[Element box records]

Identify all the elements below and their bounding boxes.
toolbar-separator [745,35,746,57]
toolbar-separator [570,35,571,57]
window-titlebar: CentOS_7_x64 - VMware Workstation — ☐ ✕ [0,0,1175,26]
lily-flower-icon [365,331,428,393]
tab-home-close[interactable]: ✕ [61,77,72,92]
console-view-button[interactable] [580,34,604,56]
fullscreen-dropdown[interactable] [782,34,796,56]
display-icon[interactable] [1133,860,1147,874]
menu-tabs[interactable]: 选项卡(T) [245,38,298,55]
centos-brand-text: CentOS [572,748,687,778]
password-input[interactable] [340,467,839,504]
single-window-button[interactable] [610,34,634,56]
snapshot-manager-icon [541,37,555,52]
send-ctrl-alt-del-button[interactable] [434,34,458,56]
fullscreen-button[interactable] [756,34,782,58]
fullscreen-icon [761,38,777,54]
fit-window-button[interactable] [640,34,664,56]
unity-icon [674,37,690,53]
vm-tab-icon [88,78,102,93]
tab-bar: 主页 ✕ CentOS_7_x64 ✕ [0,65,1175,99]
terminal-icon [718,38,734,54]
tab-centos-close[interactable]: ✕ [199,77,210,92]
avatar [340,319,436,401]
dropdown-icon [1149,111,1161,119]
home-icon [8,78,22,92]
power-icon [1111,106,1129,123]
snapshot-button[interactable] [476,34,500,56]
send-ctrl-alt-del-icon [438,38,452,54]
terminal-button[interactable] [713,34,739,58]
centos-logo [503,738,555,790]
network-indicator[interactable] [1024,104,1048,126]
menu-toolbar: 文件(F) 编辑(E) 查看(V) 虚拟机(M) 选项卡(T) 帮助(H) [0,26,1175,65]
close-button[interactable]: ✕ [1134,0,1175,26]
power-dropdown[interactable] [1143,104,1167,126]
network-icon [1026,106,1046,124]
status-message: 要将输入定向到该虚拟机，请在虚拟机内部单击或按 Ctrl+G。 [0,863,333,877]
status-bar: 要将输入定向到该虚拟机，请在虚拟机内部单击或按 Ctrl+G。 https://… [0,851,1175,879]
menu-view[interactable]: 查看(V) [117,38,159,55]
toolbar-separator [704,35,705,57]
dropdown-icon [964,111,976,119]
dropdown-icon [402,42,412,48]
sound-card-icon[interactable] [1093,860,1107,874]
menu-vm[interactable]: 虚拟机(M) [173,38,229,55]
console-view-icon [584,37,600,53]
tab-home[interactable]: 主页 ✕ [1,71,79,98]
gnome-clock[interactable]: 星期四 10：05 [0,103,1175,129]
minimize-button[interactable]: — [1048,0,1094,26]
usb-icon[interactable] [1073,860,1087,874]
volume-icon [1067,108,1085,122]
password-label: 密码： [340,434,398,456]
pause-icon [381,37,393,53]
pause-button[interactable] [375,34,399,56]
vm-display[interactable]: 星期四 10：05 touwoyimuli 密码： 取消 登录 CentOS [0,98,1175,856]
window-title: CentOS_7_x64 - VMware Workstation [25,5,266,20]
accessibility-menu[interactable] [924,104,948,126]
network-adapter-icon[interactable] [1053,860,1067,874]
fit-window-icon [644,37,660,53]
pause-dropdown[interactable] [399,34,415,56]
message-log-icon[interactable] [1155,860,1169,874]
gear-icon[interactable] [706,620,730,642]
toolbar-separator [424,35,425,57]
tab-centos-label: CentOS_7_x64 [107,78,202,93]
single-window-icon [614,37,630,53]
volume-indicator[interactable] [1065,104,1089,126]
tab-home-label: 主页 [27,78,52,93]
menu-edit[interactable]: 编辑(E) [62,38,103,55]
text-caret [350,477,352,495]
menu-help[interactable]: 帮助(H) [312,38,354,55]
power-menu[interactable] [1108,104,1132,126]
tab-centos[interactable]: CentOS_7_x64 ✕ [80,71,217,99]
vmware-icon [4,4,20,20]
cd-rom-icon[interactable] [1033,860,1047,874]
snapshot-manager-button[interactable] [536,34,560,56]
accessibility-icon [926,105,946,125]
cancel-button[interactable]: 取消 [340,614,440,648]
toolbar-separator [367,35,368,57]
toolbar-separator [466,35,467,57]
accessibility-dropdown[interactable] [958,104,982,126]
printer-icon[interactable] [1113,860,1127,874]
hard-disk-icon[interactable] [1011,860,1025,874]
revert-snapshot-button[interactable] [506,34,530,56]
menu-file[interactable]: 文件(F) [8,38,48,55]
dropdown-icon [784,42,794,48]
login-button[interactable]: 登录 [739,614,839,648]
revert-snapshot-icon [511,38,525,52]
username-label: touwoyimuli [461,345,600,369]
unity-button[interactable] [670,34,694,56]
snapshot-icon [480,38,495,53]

● What is being asked: Write out every line of the records above without altering a single character.

● Result of this exercise:
Identify all the elements below and their bounding boxes.
toolbar-separator [745,35,746,57]
toolbar-separator [570,35,571,57]
window-titlebar: CentOS_7_x64 - VMware Workstation — ☐ ✕ [0,0,1175,26]
lily-flower-icon [365,331,428,393]
tab-home-close[interactable]: ✕ [61,77,72,92]
console-view-button[interactable] [580,34,604,56]
fullscreen-dropdown[interactable] [782,34,796,56]
display-icon[interactable] [1133,860,1147,874]
menu-tabs[interactable]: 选项卡(T) [245,38,298,55]
centos-brand-text: CentOS [572,748,687,778]
password-input[interactable] [340,467,839,504]
single-window-button[interactable] [610,34,634,56]
snapshot-manager-icon [541,37,555,52]
send-ctrl-alt-del-button[interactable] [434,34,458,56]
fullscreen-button[interactable] [756,34,782,58]
fullscreen-icon [761,38,777,54]
fit-window-button[interactable] [640,34,664,56]
unity-icon [674,37,690,53]
vm-tab-icon [88,78,102,93]
tab-bar: 主页 ✕ CentOS_7_x64 ✕ [0,65,1175,99]
terminal-icon [718,38,734,54]
tab-centos-close[interactable]: ✕ [199,77,210,92]
avatar [340,319,436,401]
dropdown-icon [1149,111,1161,119]
home-icon [8,78,22,92]
power-icon [1111,106,1129,123]
snapshot-button[interactable] [476,34,500,56]
send-ctrl-alt-del-icon [438,38,452,54]
terminal-button[interactable] [713,34,739,58]
centos-logo [503,738,555,790]
network-indicator[interactable] [1024,104,1048,126]
menu-toolbar: 文件(F) 编辑(E) 查看(V) 虚拟机(M) 选项卡(T) 帮助(H) [0,26,1175,65]
close-button[interactable]: ✕ [1134,0,1175,26]
power-dropdown[interactable] [1143,104,1167,126]
network-icon [1026,106,1046,124]
status-message: 要将输入定向到该虚拟机，请在虚拟机内部单击或按 Ctrl+G。 [0,863,333,877]
status-bar: 要将输入定向到该虚拟机，请在虚拟机内部单击或按 Ctrl+G。 https://… [0,851,1175,879]
menu-view[interactable]: 查看(V) [117,38,159,55]
toolbar-separator [704,35,705,57]
dropdown-icon [964,111,976,119]
dropdown-icon [402,42,412,48]
sound-card-icon[interactable] [1093,860,1107,874]
menu-vm[interactable]: 虚拟机(M) [173,38,229,55]
console-view-icon [584,37,600,53]
tab-home[interactable]: 主页 ✕ [1,71,79,98]
gnome-clock[interactable]: 星期四 10：05 [0,103,1175,129]
minimize-button[interactable]: — [1048,0,1094,26]
usb-icon[interactable] [1073,860,1087,874]
volume-icon [1067,108,1085,122]
password-label: 密码： [340,434,398,456]
pause-icon [381,37,393,53]
pause-button[interactable] [375,34,399,56]
vm-display[interactable]: 星期四 10：05 touwoyimuli 密码： 取消 登录 CentOS [0,98,1175,856]
window-title: CentOS_7_x64 - VMware Workstation [25,5,266,20]
accessibility-menu[interactable] [924,104,948,126]
network-adapter-icon[interactable] [1053,860,1067,874]
fit-window-icon [644,37,660,53]
pause-dropdown[interactable] [399,34,415,56]
message-log-icon[interactable] [1155,860,1169,874]
gear-icon[interactable] [706,620,730,642]
toolbar-separator [424,35,425,57]
tab-centos-label: CentOS_7_x64 [107,78,202,93]
single-window-icon [614,37,630,53]
volume-indicator[interactable] [1065,104,1089,126]
tab-home-label: 主页 [27,78,52,93]
menu-edit[interactable]: 编辑(E) [62,38,103,55]
text-caret [350,477,352,495]
menu-help[interactable]: 帮助(H) [312,38,354,55]
power-menu[interactable] [1108,104,1132,126]
tab-centos[interactable]: CentOS_7_x64 ✕ [80,71,217,99]
vmware-icon [4,4,20,20]
cd-rom-icon[interactable] [1033,860,1047,874]
snapshot-manager-button[interactable] [536,34,560,56]
accessibility-icon [926,105,946,125]
cancel-button[interactable]: 取消 [340,614,440,648]
toolbar-separator [367,35,368,57]
toolbar-separator [466,35,467,57]
accessibility-dropdown[interactable] [958,104,982,126]
printer-icon[interactable] [1113,860,1127,874]
hard-disk-icon[interactable] [1011,860,1025,874]
revert-snapshot-button[interactable] [506,34,530,56]
menu-file[interactable]: 文件(F) [8,38,48,55]
dropdown-icon [784,42,794,48]
login-button[interactable]: 登录 [739,614,839,648]
revert-snapshot-icon [511,38,525,52]
username-label: touwoyimuli [461,345,600,369]
unity-button[interactable] [670,34,694,56]
snapshot-icon [480,38,495,53]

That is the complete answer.